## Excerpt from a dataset
━━━━
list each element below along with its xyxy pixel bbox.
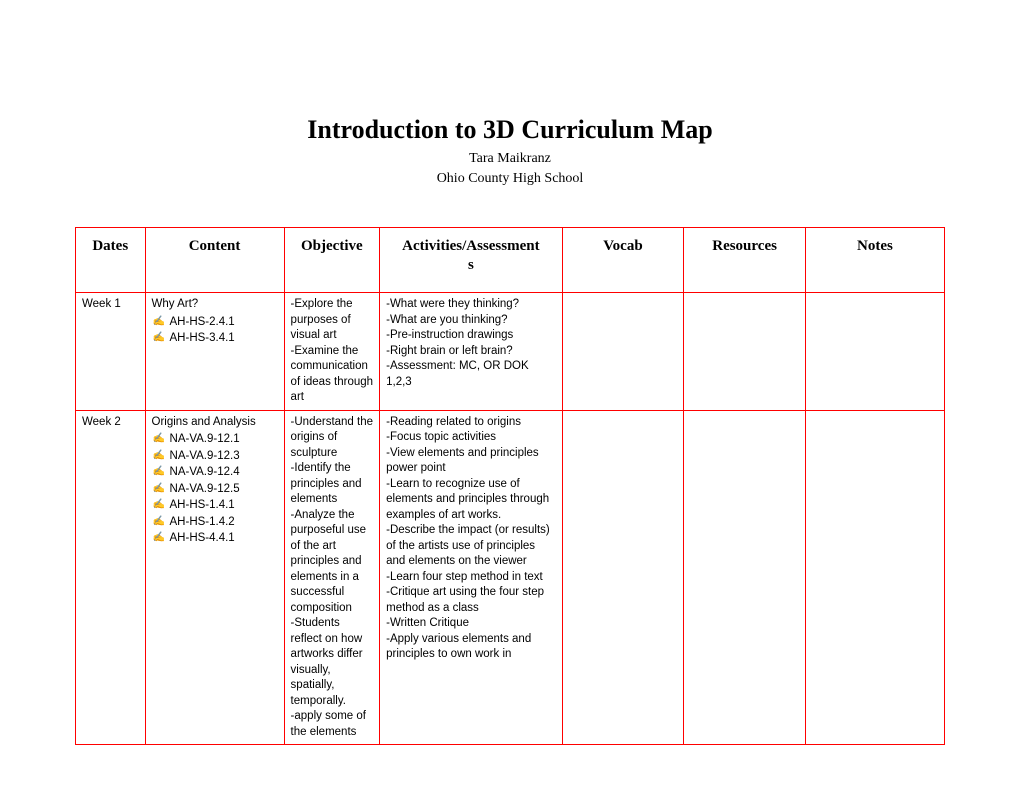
content-standard-item: NA-VA.9-12.3	[170, 449, 278, 465]
col-header-activities-sublabel: s	[384, 257, 557, 274]
table-header-row: Dates Content Objective Activities/Asses…	[76, 228, 945, 293]
cell-resources	[684, 293, 806, 411]
page-title: Introduction to 3D Curriculum Map	[0, 115, 1020, 145]
cell-dates: Week 1	[76, 293, 146, 411]
content-title: Why Art?	[152, 297, 278, 313]
content-standard-item: AH-HS-3.4.1	[170, 331, 278, 347]
content-title: Origins and Analysis	[152, 415, 278, 431]
author-name: Tara Maikranz	[0, 151, 1020, 167]
cell-activities: -What were they thinking?-What are you t…	[380, 293, 562, 411]
col-header-activities: Activities/Assessment s	[380, 228, 562, 293]
school-name: Ohio County High School	[0, 171, 1020, 187]
content-standard-item: NA-VA.9-12.5	[170, 482, 278, 498]
cell-vocab	[562, 293, 684, 411]
cell-objective: -Understand the origins of sculpture-Ide…	[284, 410, 380, 745]
cell-content: Origins and AnalysisNA-VA.9-12.1NA-VA.9-…	[145, 410, 284, 745]
cell-content: Why Art? AH-HS-2.4.1AH-HS-3.4.1	[145, 293, 284, 411]
col-header-resources: Resources	[684, 228, 806, 293]
table-row: Week 2Origins and AnalysisNA-VA.9-12.1NA…	[76, 410, 945, 745]
content-standard-item: NA-VA.9-12.1	[170, 432, 278, 448]
curriculum-table-wrap: Dates Content Objective Activities/Asses…	[75, 227, 945, 745]
content-standard-item: AH-HS-1.4.2	[170, 515, 278, 531]
col-header-vocab: Vocab	[562, 228, 684, 293]
cell-objective: -Explore the purposes of visual art-Exam…	[284, 293, 380, 411]
cell-resources	[684, 410, 806, 745]
content-standards-list: AH-HS-2.4.1AH-HS-3.4.1	[152, 315, 278, 347]
col-header-activities-label: Activities/Assessment	[402, 238, 539, 254]
content-standard-item: NA-VA.9-12.4	[170, 465, 278, 481]
cell-notes	[805, 410, 944, 745]
curriculum-table: Dates Content Objective Activities/Asses…	[75, 227, 945, 745]
cell-vocab	[562, 410, 684, 745]
content-standards-list: NA-VA.9-12.1NA-VA.9-12.3NA-VA.9-12.4NA-V…	[152, 432, 278, 547]
table-body: Week 1Why Art?AH-HS-2.4.1AH-HS-3.4.1-Exp…	[76, 293, 945, 745]
content-standard-item: AH-HS-4.4.1	[170, 531, 278, 547]
cell-notes	[805, 293, 944, 411]
col-header-dates: Dates	[76, 228, 146, 293]
cell-activities: -Reading related to origins-Focus topic …	[380, 410, 562, 745]
table-row: Week 1Why Art?AH-HS-2.4.1AH-HS-3.4.1-Exp…	[76, 293, 945, 411]
content-standard-item: AH-HS-1.4.1	[170, 498, 278, 514]
col-header-content: Content	[145, 228, 284, 293]
cell-dates: Week 2	[76, 410, 146, 745]
content-standard-item: AH-HS-2.4.1	[170, 315, 278, 331]
col-header-notes: Notes	[805, 228, 944, 293]
col-header-objective: Objective	[284, 228, 380, 293]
━━━━
## Written problem
Please reproduce the data verbatim from the line with "449, 278, 465]" through the line with "school-name: Ohio County", including both of those lines.

## Solution for this task
content-standard-item: NA-VA.9-12.3	[170, 449, 278, 465]
col-header-activities-sublabel: s	[384, 257, 557, 274]
table-header-row: Dates Content Objective Activities/Asses…	[76, 228, 945, 293]
cell-resources	[684, 293, 806, 411]
page-title: Introduction to 3D Curriculum Map	[0, 115, 1020, 145]
cell-dates: Week 1	[76, 293, 146, 411]
content-title: Why Art?	[152, 297, 278, 313]
content-standard-item: AH-HS-3.4.1	[170, 331, 278, 347]
content-title: Origins and Analysis	[152, 415, 278, 431]
author-name: Tara Maikranz	[0, 151, 1020, 167]
cell-activities: -What were they thinking?-What are you t…	[380, 293, 562, 411]
col-header-activities: Activities/Assessment s	[380, 228, 562, 293]
school-name: Ohio County High School	[0, 171, 1020, 187]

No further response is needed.